CHALLENGE - Write out the full set of records exactly. Any pictures in them do not belong in the copy.
Start ENTRIES PROVIDED
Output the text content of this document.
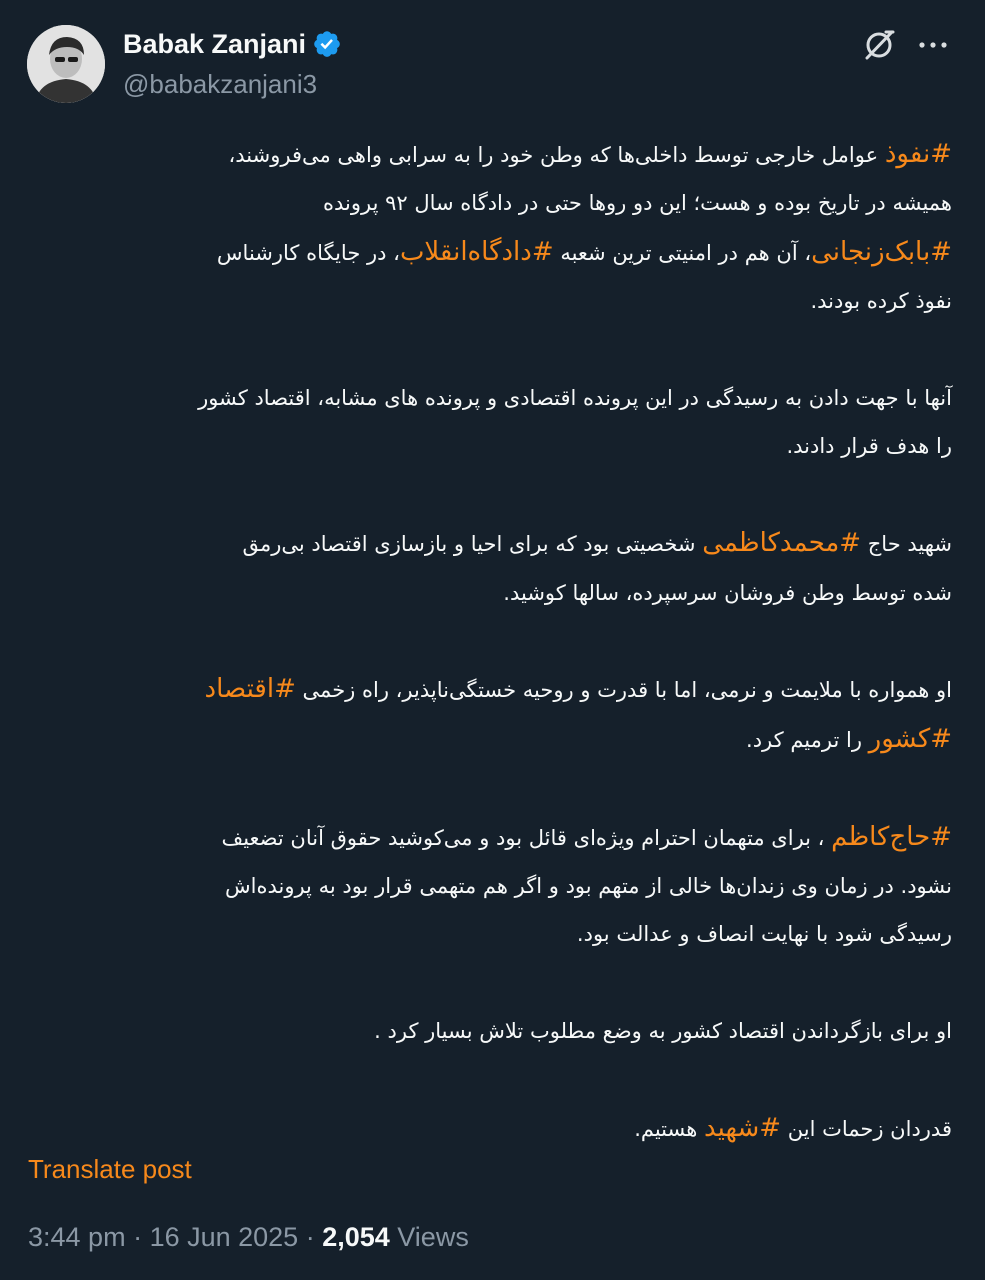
Babak Zanjani
@babakzanjani3

#نفوذ عوامل خارجی توسط داخلی‌ها که وطن خود را به سرابی واهی می‌فروشند،
همیشه در تاریخ بوده و هست؛ این دو روها حتی در دادگاه سال ۹۲ پرونده
#بابک‌زنجانی، آن هم در امنیتی ترین شعبه #دادگاه‌انقلاب، در جایگاه کارشناس
نفوذ کرده بودند.

آنها با جهت دادن به رسیدگی در این پرونده اقتصادی و پرونده های مشابه، اقتصاد کشور
را هدف قرار دادند.

شهید حاج #محمدکاظمی شخصیتی بود که برای احیا و بازسازی اقتصاد بی‌رمق
شده توسط وطن فروشان سرسپرده، سالها کوشید.

او همواره با ملایمت و نرمی، اما با قدرت و روحیه خستگی‌ناپذیر، راه زخمی #اقتصاد
#کشور را ترمیم کرد.

#حاج‌کاظم ، برای متهمان احترام ویژه‌ای قائل بود و می‌کوشید حقوق آنان تضعیف
نشود. در زمان وی زندان‌ها خالی از متهم بود و اگر هم متهمی قرار بود به پرونده‌اش
رسیدگی شود با نهایت انصاف و عدالت بود.

او برای بازگرداندن اقتصاد کشور به وضع مطلوب تلاش بسیار کرد .

قدردان زحمات این #شهید هستیم.

Translate post
3:44 pm · 16 Jun 2025 · 2,054 Views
End ENTRIES PROVIDED
TASK SOLUTION -
Output the text content of this document.
Babak Zanjani
@babakzanjani3

#نفوذ عوامل خارجی توسط داخلی‌ها که وطن خود را به سرابی واهی می‌فروشند،
همیشه در تاریخ بوده و هست؛ این دو روها حتی در دادگاه سال ۹۲ پرونده
#بابک‌زنجانی، آن هم در امنیتی ترین شعبه #دادگاه‌انقلاب، در جایگاه کارشناس
نفوذ کرده بودند.

آنها با جهت دادن به رسیدگی در این پرونده اقتصادی و پرونده های مشابه، اقتصاد کشور
را هدف قرار دادند.

شهید حاج #محمدکاظمی شخصیتی بود که برای احیا و بازسازی اقتصاد بی‌رمق
شده توسط وطن فروشان سرسپرده، سالها کوشید.

او همواره با ملایمت و نرمی، اما با قدرت و روحیه خستگی‌ناپذیر، راه زخمی #اقتصاد
#کشور را ترمیم کرد.

#حاج‌کاظم ، برای متهمان احترام ویژه‌ای قائل بود و می‌کوشید حقوق آنان تضعیف
نشود. در زمان وی زندان‌ها خالی از متهم بود و اگر هم متهمی قرار بود به پرونده‌اش
رسیدگی شود با نهایت انصاف و عدالت بود.

او برای بازگرداندن اقتصاد کشور به وضع مطلوب تلاش بسیار کرد .

قدردان زحمات این #شهید هستیم.

Translate post
3:44 pm · 16 Jun 2025 · 2,054 Views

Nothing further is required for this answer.